Problem requirements | In the data below, find every line with the string "当转盘停止时" and pull it out.

Raw records |
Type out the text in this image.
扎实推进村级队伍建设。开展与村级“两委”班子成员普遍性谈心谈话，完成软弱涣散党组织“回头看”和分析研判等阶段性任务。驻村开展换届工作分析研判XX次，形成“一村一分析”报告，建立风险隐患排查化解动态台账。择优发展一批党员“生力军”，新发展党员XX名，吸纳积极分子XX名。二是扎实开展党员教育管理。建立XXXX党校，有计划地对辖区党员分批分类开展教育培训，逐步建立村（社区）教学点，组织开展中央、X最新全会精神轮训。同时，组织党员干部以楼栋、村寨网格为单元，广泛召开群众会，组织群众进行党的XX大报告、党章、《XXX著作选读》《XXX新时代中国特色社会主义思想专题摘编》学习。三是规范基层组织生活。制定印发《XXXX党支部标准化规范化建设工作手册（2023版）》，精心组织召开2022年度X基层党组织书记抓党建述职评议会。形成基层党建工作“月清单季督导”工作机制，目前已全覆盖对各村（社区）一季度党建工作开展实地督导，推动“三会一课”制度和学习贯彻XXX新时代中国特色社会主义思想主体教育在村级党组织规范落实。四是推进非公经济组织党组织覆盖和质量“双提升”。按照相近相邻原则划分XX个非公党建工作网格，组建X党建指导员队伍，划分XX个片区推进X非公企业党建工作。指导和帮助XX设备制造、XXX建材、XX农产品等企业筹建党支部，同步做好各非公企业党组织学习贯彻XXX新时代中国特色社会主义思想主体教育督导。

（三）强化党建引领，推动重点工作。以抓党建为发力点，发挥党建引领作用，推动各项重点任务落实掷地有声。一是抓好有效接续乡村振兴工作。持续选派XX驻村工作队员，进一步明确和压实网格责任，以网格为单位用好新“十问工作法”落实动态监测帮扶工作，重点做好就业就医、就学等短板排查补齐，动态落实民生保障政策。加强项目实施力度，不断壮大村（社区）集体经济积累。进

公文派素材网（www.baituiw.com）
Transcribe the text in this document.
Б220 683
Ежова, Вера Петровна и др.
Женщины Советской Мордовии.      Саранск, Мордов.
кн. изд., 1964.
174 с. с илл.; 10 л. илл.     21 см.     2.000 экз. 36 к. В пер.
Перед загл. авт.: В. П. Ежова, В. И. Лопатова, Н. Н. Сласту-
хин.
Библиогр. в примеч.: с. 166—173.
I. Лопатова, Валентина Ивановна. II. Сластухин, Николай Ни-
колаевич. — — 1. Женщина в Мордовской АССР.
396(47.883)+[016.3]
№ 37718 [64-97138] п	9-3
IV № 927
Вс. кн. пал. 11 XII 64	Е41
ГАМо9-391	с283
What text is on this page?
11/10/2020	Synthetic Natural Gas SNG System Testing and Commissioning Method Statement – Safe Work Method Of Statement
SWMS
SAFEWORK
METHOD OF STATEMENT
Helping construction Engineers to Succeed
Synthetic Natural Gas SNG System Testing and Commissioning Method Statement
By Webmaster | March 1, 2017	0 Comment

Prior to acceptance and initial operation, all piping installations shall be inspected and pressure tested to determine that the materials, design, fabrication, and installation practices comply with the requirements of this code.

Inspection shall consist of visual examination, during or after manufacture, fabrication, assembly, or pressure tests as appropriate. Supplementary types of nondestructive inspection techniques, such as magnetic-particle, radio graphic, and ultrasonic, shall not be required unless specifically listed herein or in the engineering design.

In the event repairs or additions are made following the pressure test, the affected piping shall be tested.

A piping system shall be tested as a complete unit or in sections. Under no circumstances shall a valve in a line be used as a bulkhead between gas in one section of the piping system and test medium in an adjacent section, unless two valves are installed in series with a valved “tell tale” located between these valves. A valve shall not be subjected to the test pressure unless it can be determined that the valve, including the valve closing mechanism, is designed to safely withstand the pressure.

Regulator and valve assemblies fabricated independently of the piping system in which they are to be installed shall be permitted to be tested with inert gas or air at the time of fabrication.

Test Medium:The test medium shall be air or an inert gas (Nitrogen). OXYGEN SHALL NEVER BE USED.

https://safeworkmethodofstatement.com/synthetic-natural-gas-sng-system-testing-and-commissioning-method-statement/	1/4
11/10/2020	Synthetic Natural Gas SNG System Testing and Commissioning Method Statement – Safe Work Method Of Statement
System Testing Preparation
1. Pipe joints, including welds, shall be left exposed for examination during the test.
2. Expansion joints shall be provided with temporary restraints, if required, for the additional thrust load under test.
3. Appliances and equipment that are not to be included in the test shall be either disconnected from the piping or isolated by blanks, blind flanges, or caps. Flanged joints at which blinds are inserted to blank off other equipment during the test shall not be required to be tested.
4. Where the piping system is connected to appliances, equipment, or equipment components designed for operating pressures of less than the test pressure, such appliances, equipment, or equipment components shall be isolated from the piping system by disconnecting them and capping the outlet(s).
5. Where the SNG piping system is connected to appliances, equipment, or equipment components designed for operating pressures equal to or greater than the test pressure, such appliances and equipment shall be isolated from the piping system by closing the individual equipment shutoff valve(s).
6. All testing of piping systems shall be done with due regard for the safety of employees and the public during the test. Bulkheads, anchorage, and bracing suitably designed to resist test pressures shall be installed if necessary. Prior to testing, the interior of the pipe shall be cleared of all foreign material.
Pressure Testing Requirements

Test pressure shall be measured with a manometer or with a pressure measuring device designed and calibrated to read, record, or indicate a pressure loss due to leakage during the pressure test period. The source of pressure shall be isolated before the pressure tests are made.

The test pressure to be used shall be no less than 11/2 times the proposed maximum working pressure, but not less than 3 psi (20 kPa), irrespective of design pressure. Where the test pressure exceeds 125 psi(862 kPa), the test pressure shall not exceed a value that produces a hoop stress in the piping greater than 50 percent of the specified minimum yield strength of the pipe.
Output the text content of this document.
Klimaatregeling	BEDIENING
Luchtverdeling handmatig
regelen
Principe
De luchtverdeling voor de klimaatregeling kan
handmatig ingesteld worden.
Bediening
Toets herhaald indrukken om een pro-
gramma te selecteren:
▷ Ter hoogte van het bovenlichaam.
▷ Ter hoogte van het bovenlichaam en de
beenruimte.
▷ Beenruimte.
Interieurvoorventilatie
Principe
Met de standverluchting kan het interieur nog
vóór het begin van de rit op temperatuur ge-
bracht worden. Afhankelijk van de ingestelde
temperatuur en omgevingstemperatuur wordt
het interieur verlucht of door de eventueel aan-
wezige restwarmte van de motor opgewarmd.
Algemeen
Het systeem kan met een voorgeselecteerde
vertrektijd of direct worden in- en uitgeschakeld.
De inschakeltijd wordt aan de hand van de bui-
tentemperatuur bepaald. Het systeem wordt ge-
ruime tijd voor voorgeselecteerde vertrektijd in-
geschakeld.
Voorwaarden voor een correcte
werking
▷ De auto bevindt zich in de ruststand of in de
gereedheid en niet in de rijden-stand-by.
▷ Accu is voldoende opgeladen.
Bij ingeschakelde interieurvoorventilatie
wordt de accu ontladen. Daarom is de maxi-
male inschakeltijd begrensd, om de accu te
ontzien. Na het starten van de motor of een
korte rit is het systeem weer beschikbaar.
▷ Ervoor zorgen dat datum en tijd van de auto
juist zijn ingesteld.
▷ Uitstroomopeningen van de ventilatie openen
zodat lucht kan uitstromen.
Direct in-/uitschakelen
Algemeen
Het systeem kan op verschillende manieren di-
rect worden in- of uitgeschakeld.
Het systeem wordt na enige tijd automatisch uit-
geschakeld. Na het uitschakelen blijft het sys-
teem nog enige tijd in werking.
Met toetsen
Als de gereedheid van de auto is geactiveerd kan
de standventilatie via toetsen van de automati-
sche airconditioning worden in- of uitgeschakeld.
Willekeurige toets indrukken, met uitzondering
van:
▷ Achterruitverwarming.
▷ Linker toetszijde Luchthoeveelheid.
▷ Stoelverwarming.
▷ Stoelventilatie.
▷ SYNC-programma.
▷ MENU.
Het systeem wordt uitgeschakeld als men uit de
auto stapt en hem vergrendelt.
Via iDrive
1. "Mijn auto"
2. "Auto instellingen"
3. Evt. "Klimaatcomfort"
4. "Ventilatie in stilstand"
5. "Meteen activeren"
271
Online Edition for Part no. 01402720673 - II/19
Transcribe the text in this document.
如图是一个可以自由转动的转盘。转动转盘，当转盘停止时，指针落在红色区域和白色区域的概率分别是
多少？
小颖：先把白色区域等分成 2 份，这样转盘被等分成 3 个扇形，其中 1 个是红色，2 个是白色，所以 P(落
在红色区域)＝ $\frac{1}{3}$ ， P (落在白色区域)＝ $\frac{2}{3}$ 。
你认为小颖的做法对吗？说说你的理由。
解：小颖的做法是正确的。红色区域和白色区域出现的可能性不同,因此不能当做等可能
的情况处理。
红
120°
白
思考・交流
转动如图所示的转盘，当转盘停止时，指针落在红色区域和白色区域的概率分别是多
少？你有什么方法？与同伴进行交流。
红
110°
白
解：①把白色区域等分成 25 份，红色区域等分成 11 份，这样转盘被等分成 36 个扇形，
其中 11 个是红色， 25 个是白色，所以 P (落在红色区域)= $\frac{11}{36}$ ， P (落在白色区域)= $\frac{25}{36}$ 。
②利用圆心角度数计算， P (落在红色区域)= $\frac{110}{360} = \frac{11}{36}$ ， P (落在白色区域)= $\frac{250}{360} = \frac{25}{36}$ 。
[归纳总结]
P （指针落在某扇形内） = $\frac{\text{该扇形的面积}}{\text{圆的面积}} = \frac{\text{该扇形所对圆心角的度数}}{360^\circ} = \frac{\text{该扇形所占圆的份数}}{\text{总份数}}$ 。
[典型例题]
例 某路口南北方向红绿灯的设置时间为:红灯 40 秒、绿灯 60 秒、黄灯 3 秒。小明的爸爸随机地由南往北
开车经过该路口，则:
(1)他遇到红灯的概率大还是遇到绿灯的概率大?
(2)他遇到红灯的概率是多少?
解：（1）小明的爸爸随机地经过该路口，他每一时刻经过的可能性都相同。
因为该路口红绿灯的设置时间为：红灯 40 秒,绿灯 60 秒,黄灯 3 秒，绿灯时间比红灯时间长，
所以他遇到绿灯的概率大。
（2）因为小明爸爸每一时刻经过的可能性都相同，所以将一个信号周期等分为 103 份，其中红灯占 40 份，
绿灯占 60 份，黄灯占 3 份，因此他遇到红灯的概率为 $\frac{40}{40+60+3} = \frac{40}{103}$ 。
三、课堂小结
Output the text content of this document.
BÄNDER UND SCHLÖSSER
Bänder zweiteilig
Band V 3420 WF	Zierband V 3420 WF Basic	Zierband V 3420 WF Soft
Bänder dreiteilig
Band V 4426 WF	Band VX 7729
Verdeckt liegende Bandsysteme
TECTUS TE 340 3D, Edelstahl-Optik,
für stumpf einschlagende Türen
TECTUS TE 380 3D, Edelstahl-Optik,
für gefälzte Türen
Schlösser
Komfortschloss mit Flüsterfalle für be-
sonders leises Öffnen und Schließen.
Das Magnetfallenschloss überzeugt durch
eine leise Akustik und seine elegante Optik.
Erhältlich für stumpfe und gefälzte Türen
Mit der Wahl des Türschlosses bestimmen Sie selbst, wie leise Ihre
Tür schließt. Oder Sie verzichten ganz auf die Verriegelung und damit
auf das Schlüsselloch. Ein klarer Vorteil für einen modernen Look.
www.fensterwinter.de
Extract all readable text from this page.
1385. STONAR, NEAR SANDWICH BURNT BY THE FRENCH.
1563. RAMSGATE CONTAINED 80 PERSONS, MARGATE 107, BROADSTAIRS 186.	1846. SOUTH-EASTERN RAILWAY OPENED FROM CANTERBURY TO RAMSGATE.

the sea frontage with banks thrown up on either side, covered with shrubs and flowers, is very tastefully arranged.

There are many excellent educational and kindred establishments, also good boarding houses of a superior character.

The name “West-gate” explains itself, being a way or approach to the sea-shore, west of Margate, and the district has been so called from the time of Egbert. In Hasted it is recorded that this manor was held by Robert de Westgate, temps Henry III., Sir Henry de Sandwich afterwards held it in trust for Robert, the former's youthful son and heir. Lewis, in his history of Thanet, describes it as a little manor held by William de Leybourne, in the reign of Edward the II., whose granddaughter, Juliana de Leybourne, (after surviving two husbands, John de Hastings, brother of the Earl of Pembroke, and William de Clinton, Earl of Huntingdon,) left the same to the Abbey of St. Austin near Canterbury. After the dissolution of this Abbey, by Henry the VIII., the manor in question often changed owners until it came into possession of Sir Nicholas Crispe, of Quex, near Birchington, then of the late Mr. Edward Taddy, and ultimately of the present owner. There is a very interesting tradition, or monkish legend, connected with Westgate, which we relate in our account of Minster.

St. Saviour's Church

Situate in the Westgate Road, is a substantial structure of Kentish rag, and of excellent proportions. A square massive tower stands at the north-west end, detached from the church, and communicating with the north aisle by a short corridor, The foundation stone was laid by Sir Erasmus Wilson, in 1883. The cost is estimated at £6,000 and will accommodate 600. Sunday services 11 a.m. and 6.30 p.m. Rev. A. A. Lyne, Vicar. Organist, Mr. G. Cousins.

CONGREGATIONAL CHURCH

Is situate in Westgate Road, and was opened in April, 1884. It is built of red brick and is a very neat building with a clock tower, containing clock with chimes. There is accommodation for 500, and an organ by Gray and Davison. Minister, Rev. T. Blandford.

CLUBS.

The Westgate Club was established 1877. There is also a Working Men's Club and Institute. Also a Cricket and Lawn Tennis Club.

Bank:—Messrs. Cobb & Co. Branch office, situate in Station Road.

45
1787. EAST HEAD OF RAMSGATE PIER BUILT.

The output |
如图是一个可以自由转动的转盘。转动转盘，当转盘停止时，指针落在红色区域和白色区域的概率分别是
转动如图所示的转盘，当转盘停止时，指针落在红色区域和白色区域的概率分别是多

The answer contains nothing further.